◆ Texte fourni:
——

Il y a vingt ans, sur tous les écrans de télévision, nous avons vu les chars sur la place Tiananmen. Grâce à la visite de Gorbatchev, les journalistes de la terre entière étaient à Pékin et ont pu filmer en direct les manifestations de la population pékinoise et la répression du régime.

En 2005, un petit court métrage tourné à l’Université de Pékin le 4 juin montre que la plupart des étudiants n’osent même pas répondre à la question « Quel jour nous sommes aujourd’hui ? »

Le 4 juin est oublié, ou censuré en Chine. Depuis quelques semaines les intellectuels les plus critiques du régime sont envoyé « en vacances », les blogs insolents sont bloqués, la place Tiananmen est patrouillée et les journalistes étrangers interpellés, et empêchés de filmer.

En occident on en parle dans la presse, mais gouvernements et citoyens ne semblent plus considérer cela comme un issue. La chute du mur de Berlin et le 11 septembre parmi d’autres évènements ont attiré depuis l’attention des gens.

En France, Solidarité Chine, Amnesty International, la FIDH, l’ACAT, la LDH, ECPM et RSF appellent à la veillée rituelle le 3 au soir à l’Esplanade des de droits de l’homme et à une commémoration le 4 à la Maison des Métallos mais on n’attend qu’une petite participation.

Pourtant le 4/6 a davantage changé la Chine que le 11/9 n’a transformé les Etats-Unis.

C’est justement ce changement qui a porté les gouvernements de la terre entière à oublier Tiananmen pour plaire à leurs collègues du gouvernement chinois. Dernière de la liste, l’administration américaine, dont la « capitulation » est d’autant plus exemplaire qu’elle a été effectuée par la plus fervente défenseuse des démocrates chinois. Nancy Pelosi, jusqu’à hier ennemie n.1 du PCC, s’est rendue en Chine la semaine dernière, à quelques jours de l’anniversaire du 4 juin 1989, et n’en a pas parlé.

Seule exception Hong Kong, ce petit coin du monde qui a toujours été et reste, depuis environs 160 ans, la conscience, le laboratoire, le moteur et le refuge de la grande Chine.

La semaine dernière, la publication des mémoires de Zhao Ziyang, Secrétaire général du Parti limogé le 19 mai 1989 et condamné à passer le reste de sa vie en résidence surveillée, a réussi à attirer l’attention des médias et les livres ont disparu des librairies en quelques heures.

——

◆ Liste:
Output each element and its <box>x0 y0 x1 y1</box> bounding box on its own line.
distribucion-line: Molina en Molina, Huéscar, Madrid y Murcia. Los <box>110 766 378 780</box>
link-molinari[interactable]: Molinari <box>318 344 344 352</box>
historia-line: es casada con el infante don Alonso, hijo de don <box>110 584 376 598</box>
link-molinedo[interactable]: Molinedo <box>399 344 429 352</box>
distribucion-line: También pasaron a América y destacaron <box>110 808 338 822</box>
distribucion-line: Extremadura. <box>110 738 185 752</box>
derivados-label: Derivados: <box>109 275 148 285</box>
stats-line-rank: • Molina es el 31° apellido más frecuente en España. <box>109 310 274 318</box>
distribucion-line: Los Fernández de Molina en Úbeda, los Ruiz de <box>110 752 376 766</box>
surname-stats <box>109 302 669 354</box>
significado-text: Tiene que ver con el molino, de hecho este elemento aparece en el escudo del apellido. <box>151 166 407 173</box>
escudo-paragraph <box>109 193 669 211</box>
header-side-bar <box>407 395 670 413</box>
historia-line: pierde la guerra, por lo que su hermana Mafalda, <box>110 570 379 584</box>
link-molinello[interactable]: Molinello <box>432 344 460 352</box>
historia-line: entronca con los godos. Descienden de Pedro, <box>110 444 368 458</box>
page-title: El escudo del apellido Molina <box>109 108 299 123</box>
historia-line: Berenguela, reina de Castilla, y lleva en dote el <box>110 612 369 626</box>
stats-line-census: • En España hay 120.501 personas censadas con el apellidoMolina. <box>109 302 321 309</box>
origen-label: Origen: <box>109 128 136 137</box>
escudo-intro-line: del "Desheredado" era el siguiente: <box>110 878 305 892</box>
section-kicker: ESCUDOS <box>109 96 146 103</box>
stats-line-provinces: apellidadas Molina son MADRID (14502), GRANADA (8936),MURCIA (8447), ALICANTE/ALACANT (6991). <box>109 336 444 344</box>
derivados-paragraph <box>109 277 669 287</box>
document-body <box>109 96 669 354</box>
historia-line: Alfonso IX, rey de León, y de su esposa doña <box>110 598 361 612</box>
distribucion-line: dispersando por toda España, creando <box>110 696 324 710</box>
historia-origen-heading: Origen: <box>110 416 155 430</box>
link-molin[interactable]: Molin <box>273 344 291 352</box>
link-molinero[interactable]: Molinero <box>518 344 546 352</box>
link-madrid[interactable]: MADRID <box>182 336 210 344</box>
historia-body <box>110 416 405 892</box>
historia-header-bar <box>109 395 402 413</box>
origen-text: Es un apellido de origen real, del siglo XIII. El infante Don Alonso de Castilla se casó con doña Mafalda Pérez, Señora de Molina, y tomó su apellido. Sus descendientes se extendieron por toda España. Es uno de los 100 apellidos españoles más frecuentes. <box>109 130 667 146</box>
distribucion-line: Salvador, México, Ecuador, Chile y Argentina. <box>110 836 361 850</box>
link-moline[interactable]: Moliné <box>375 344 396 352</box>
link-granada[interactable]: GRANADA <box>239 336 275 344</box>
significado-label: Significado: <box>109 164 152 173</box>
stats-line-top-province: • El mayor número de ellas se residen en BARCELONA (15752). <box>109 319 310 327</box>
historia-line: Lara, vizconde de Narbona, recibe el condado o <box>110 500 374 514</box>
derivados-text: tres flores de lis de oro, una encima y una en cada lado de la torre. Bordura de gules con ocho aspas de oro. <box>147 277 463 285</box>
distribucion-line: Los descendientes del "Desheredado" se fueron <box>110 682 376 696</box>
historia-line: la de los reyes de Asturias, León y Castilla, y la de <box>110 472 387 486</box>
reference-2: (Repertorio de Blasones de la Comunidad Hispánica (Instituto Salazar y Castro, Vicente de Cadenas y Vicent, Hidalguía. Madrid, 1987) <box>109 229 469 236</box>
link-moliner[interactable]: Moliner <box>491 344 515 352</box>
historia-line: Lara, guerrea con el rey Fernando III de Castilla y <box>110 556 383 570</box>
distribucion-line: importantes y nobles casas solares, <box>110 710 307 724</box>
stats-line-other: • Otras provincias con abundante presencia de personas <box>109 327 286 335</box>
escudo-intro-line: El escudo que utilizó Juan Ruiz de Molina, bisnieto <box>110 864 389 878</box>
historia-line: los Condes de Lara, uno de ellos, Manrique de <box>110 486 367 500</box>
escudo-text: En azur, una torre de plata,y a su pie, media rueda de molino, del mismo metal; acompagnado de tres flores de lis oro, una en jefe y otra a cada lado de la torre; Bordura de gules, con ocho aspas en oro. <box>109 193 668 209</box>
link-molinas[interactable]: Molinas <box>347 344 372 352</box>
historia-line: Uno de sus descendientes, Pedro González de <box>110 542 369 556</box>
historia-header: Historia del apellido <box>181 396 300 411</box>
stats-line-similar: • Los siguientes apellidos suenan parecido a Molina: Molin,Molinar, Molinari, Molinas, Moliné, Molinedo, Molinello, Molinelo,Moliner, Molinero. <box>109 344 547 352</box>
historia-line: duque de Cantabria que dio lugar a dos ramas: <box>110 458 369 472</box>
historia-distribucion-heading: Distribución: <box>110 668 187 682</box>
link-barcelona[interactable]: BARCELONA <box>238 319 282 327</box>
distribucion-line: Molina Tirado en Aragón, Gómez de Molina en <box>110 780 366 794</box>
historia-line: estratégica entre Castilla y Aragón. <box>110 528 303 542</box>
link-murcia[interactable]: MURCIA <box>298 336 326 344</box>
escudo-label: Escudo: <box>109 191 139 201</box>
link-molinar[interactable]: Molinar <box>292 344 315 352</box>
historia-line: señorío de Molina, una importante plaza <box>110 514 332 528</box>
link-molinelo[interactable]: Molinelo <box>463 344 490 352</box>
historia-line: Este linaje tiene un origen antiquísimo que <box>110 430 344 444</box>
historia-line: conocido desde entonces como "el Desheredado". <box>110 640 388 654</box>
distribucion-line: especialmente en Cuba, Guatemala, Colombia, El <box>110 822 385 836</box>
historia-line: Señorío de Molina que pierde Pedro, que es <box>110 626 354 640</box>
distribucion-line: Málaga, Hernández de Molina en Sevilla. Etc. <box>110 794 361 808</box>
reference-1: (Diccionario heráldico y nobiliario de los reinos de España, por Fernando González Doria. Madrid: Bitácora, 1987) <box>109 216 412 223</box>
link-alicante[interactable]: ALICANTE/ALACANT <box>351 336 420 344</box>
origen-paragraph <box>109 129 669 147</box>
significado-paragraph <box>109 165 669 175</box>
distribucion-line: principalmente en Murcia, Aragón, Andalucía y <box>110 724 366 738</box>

——

◆ Consigne 1: Réécrivez un extrait du texte sur Tiananmen en remplaçant «gouvernements» par «dirigeants». Commencez aux mots «C’est justement ce» et arrêtez-vous après «a pas parlé.».
◆ Consigne 2:
Répondez à ces questions d'après le texte sur Tiananmen :
(a) En quelle année le court métrage a-t-il été tourné à l'Université de Pékin ?
(b) Où a lieu la commémoration du 4 juin en France ?
(c) À quelle date Zhao Ziyang a-t-il été limogé ?
◆ Consigne 3: Poursuivez le texte sur Tiananmen à la suite de sa dernière phrase.
Les lignes n'ont aucun rôle ici.

◆ Réponse 1:
C’est justement ce changement qui a porté les dirigeants de la terre entière à oublier Tiananmen pour plaire à leurs collègues du gouvernement chinois. Dernière de la liste, l’administration américaine, dont la « capitulation » est d’autant plus exemplaire qu’elle a été effectuée par la plus fervente défenseuse des démocrates chinois. Nancy Pelosi, jusqu’à hier ennemie n.1 du PCC, s’est rendue en Chine la semaine dernière, à quelques jours de l’anniversaire du 4 juin 1989, et n’en a pas parlé.

◆ Réponse 2:
(a) En 2005.
(b) À la Maison des Métallos.
(c) Le 19 mai 1989.

◆ Réponse 3:
8000 personnes ont manifesté dimanche pour demander la révision du verdict que Pékin a donné sur les manifestations. Lundi l’ex-évêque de Hong Kong, le cardinal Zen s’est joint à cette demande et les plus grands sinologues mondiaux, venus des Etats-Unis, de France, du Canada et d’Australie, se sont joints à leurs homologues hongkongais pour tenter d’analyser l’impact du mouvement sur les différents aspects du changement chinois qui fascine tant la terre entière. Last but not least, un groupe de jeunes étudiants a entamé une grève de la faim pour montrer que la jeune génération, elle non plus, n’oublie pas.

Jeudi soir des dizaines de milliers d’hongkongais, se réuniront à Victoria Park pour une veillée pour les morts de Tiananmen. Du grand-père au petit dernier ils allumeront leur bougie dans le parc, dans le calme et dans le recueillement pour célébrer ce qui est devenu une date historique à part entière de l’histoire de Hong Kong.

Quant aux anciens leaders de Tiananmen, éparpillés aux quatre coins du monde, ils publient leurs mémoires, comme Cai Chongguo en France, incitent les Chinois du continent à s’habiller en blanc en signe de deuil, comme Wan Dan depuis Taiwan, essaient de rejoindre Hong Kong depuis la Chine, comme Chen Ziming, sans succès.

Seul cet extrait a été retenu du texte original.